Separate out the lines that hold "JOSEP".

----------

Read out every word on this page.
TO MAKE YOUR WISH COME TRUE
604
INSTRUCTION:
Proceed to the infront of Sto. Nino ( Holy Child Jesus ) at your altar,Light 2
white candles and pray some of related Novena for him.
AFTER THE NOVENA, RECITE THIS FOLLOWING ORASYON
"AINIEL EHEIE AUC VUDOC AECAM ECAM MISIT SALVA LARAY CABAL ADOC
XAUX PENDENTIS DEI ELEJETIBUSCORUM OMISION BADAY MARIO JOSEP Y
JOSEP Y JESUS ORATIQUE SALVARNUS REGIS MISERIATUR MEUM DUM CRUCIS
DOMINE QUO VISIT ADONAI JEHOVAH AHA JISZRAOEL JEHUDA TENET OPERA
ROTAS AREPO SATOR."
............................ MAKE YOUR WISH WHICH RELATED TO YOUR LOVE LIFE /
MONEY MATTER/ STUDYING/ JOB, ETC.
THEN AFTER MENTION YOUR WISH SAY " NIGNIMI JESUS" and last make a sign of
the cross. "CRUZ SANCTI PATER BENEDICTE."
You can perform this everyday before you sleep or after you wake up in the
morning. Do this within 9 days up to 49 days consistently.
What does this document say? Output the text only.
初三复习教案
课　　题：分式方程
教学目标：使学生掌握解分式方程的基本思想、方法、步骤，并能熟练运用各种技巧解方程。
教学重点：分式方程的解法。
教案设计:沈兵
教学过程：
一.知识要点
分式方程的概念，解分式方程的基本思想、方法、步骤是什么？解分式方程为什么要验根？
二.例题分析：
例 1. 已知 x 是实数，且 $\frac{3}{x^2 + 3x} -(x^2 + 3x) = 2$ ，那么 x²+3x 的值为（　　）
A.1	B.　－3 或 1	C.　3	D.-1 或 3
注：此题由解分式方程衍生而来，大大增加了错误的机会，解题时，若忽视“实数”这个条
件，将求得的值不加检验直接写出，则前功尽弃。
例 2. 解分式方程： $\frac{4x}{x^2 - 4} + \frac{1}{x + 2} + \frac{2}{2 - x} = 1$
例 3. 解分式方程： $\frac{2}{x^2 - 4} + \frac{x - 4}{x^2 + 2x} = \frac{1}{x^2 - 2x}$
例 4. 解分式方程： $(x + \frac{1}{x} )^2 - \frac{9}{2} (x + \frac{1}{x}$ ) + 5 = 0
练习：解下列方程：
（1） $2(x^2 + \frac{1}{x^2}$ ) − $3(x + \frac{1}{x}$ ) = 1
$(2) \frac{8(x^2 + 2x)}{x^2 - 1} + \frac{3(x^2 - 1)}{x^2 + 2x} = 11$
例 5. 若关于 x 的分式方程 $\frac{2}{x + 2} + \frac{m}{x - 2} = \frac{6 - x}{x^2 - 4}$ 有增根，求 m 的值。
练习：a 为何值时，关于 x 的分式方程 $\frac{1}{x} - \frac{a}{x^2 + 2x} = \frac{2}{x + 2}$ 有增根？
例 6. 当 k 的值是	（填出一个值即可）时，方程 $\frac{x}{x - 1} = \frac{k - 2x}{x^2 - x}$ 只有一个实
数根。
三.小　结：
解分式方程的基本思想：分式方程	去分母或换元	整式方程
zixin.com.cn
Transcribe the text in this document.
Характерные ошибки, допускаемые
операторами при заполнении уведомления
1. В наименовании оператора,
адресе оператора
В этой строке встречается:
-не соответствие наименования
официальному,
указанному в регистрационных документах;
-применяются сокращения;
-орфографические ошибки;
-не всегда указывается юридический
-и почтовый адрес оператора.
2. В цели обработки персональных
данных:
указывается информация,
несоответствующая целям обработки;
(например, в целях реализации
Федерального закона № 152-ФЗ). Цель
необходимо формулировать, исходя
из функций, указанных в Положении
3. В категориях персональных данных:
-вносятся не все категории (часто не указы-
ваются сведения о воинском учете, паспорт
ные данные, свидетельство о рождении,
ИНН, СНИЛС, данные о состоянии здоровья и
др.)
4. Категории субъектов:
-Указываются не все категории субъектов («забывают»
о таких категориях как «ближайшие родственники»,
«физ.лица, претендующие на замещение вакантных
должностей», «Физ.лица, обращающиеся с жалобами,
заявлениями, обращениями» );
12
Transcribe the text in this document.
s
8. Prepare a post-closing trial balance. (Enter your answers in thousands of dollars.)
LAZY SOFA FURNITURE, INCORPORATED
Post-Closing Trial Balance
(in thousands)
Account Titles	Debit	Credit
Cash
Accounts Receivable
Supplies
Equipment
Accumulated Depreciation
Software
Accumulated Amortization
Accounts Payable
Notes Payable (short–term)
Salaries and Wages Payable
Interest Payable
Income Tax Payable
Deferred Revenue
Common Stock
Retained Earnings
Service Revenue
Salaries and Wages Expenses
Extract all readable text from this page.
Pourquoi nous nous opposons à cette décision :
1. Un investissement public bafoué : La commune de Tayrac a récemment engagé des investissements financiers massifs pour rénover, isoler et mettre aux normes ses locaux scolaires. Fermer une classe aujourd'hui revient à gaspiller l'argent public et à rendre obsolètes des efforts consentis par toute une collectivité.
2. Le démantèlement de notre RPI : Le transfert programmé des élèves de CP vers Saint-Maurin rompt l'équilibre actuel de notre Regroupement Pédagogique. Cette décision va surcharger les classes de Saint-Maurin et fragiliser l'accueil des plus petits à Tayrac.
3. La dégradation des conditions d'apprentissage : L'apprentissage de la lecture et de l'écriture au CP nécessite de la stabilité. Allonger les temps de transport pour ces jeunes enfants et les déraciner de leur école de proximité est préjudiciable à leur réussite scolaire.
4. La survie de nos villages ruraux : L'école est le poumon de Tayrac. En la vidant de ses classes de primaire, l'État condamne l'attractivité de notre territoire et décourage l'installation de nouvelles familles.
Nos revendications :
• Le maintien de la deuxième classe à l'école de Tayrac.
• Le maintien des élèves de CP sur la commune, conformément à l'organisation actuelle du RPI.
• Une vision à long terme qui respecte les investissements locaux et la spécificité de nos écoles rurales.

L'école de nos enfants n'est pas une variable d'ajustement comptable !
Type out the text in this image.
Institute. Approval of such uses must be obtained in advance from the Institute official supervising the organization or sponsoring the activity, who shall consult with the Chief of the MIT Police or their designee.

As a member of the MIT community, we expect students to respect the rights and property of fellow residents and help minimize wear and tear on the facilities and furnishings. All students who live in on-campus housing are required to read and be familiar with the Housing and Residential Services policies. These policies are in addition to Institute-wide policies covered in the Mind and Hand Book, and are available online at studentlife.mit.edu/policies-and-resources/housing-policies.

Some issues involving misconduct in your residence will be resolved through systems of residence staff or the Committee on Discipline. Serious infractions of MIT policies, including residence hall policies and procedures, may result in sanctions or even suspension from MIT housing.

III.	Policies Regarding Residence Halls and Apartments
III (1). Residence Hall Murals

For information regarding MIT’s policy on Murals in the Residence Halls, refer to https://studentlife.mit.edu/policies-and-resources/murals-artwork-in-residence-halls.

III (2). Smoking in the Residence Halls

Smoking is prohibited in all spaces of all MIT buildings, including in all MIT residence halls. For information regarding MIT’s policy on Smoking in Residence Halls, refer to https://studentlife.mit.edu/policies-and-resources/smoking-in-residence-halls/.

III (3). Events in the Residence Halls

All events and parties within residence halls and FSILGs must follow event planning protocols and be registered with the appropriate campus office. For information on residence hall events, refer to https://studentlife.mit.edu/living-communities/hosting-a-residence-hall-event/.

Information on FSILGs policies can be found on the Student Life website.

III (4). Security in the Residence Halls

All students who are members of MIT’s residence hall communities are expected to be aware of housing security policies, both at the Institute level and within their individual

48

----------

• **RESULT OF THIS EXERCISE**
XAUX PENDENTIS DEI ELEJETIBUSCORUM OMISION BADAY MARIO JOSEP Y
JOSEP Y JESUS ORATIQUE SALVARNUS REGIS MISERIATUR MEUM DUM CRUCIS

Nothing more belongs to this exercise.